◆ **DATASET RECORDS**:

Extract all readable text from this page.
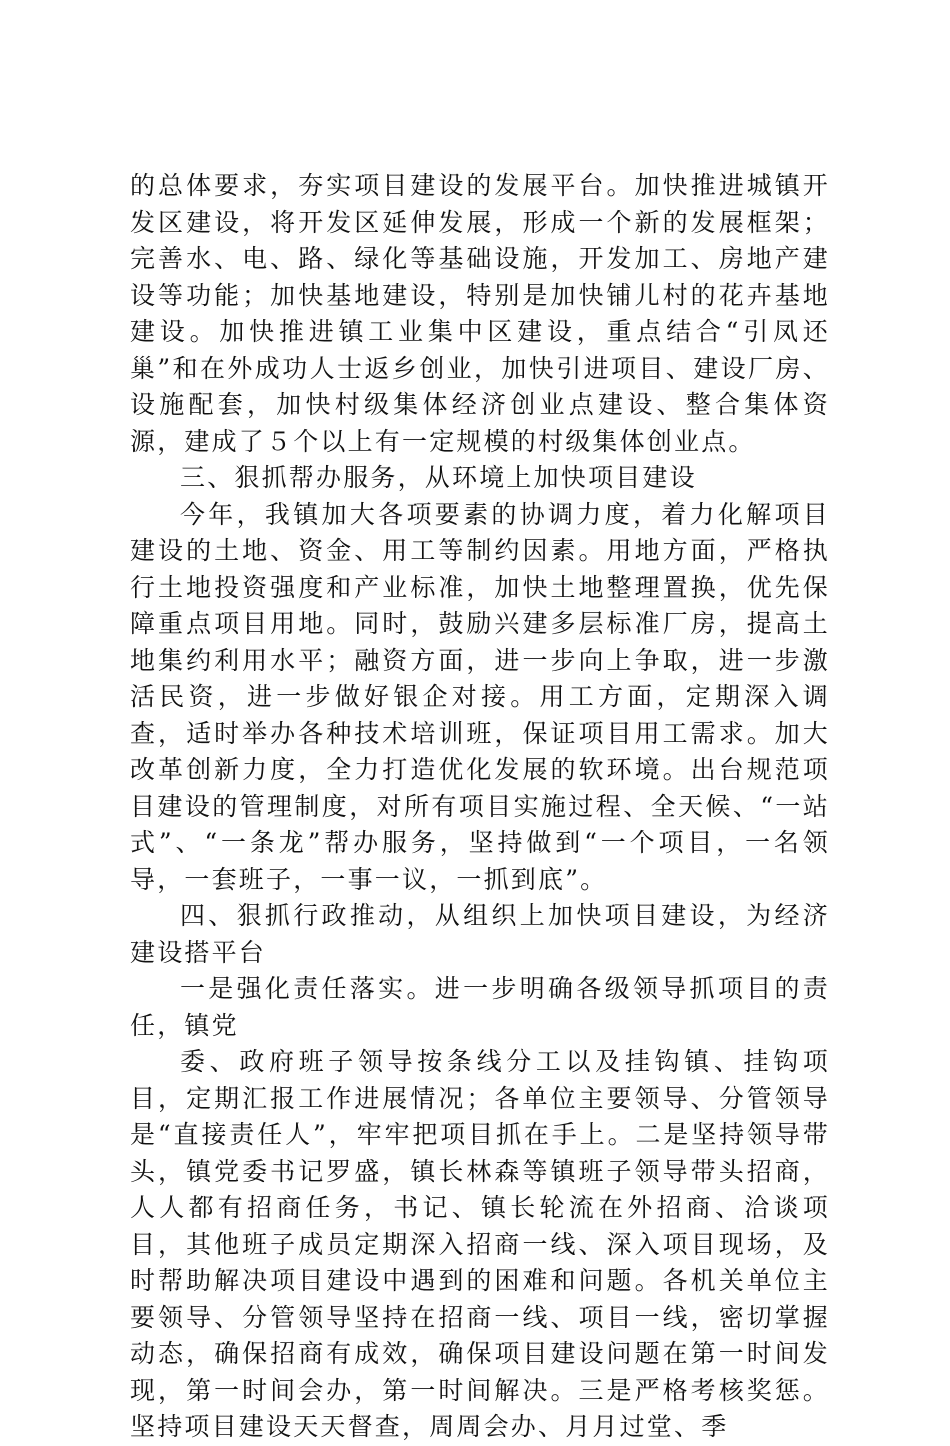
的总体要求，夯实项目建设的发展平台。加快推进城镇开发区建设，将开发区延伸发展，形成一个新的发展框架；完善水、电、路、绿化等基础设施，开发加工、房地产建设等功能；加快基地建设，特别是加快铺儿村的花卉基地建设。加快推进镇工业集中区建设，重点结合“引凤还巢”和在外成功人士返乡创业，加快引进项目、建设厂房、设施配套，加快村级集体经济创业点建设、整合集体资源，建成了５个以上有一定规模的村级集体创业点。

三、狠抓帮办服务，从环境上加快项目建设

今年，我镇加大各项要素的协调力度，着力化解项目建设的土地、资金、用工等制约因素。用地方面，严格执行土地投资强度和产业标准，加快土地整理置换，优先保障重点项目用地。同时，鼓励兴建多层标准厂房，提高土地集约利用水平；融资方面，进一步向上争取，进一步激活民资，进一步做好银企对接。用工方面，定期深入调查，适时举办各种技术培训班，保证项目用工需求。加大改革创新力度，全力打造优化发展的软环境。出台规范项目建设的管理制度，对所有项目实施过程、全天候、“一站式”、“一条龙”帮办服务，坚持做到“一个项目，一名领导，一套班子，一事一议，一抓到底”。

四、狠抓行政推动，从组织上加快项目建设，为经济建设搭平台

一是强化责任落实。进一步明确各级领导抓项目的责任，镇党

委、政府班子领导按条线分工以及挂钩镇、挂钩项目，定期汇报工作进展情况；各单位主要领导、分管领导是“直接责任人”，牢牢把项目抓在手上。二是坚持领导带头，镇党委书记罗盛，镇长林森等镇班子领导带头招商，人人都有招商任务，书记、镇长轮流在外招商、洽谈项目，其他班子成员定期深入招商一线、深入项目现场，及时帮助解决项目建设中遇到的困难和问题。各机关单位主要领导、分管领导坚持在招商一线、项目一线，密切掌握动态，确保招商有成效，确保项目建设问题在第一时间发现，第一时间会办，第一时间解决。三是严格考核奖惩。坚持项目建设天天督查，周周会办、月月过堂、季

...

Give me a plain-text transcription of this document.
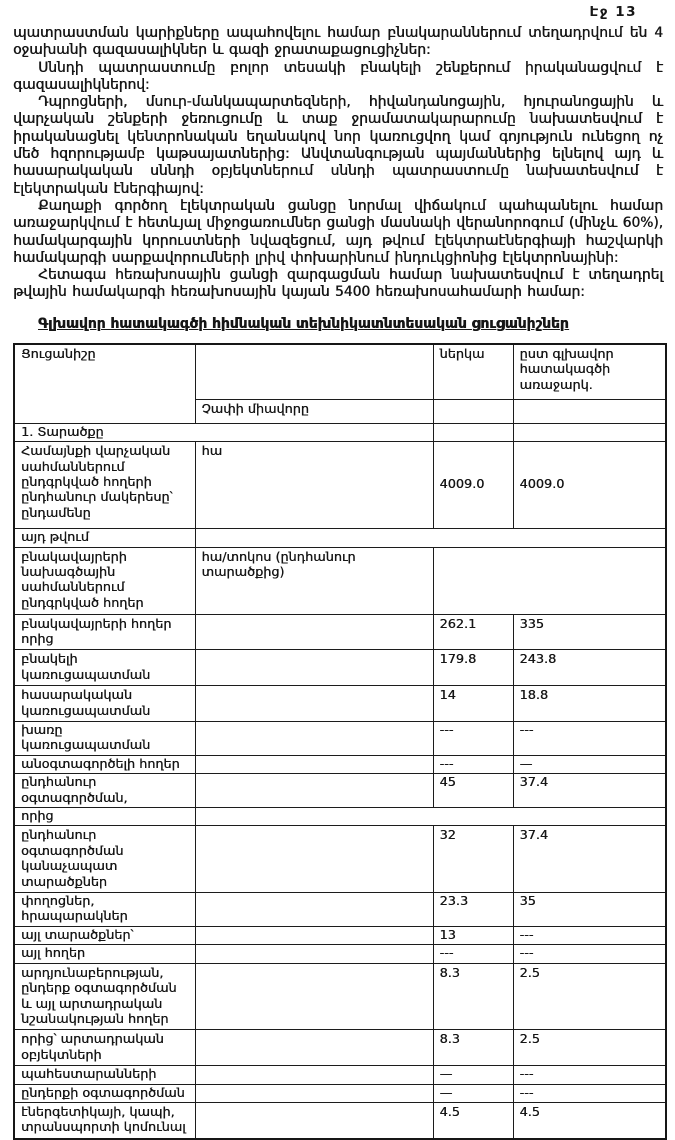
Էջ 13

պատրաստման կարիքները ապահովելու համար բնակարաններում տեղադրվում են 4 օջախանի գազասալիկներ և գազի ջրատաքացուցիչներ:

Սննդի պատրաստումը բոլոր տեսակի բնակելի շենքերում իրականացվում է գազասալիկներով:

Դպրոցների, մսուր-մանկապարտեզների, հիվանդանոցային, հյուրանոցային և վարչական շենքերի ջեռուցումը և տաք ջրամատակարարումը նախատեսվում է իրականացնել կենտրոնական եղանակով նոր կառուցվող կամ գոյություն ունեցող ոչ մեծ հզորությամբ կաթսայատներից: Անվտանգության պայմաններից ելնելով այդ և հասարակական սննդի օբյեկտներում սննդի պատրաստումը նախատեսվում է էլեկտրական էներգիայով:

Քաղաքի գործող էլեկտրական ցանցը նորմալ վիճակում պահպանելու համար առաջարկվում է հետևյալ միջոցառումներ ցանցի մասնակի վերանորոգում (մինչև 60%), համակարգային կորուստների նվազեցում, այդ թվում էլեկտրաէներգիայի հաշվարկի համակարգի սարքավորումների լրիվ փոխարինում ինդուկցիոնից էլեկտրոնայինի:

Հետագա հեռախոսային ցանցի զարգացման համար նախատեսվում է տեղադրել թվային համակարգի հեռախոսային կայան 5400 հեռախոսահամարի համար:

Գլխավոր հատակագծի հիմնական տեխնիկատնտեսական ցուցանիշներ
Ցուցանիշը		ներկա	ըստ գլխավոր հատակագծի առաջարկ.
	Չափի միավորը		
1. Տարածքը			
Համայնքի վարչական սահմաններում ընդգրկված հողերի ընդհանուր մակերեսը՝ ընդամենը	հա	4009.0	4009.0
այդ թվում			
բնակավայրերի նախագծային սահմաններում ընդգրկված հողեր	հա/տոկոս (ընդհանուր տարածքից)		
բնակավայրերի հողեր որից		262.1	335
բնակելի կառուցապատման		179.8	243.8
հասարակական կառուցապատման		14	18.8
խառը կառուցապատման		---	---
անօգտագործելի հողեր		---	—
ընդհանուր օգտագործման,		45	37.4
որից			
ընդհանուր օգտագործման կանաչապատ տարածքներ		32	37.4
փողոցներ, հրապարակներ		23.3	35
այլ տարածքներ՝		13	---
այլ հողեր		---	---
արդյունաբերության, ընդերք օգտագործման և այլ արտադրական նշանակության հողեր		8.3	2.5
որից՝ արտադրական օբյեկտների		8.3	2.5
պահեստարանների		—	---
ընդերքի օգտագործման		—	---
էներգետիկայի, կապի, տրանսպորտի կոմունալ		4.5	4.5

* * *

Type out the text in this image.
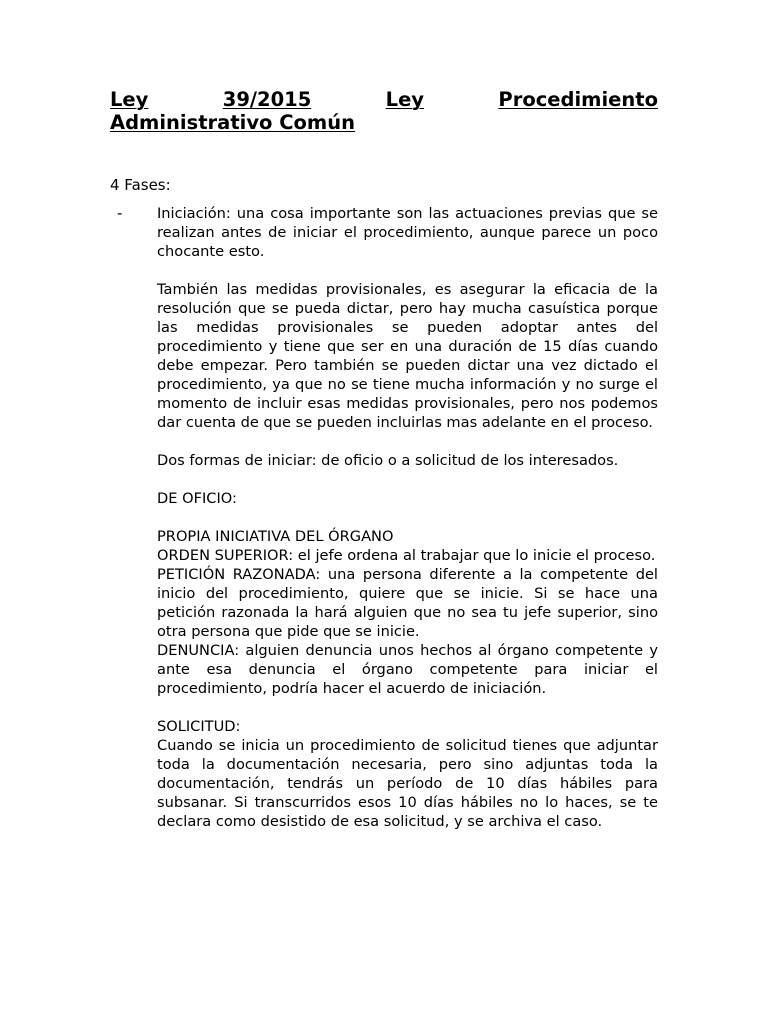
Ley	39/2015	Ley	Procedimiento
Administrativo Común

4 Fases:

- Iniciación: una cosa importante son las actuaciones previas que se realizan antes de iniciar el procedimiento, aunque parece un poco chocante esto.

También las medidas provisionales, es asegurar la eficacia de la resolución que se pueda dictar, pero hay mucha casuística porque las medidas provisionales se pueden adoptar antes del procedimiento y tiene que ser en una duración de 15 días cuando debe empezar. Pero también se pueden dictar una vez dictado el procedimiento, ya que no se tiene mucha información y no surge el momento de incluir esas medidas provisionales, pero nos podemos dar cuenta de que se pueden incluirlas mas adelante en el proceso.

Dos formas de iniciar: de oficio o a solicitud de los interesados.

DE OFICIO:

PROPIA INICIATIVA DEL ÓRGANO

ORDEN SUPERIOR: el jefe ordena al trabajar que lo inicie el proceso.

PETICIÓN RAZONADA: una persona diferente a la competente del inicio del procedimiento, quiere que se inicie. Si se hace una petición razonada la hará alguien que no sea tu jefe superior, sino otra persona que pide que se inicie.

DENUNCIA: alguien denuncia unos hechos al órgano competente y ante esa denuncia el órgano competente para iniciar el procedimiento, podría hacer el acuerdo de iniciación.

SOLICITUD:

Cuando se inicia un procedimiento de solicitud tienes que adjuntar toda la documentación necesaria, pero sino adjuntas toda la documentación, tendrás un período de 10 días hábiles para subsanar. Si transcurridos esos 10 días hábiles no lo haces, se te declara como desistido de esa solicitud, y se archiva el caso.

◆ **EXERCISE GOAL**: Scan the material for lines with the word "para", and copy each line you find.

◆ **ANSWER TO THIS PROBLEM**:
DENUNCIA: alguien denuncia unos hechos al órgano competente y ante esa denuncia el órgano competente para iniciar el procedimiento, podría hacer el acuerdo de iniciación.
Cuando se inicia un procedimiento de solicitud tienes que adjuntar toda la documentación necesaria, pero sino adjuntas toda la documentación, tendrás un período de 10 días hábiles para subsanar. Si transcurridos esos 10 días hábiles no lo haces, se te declara como desistido de esa solicitud, y se archiva el caso.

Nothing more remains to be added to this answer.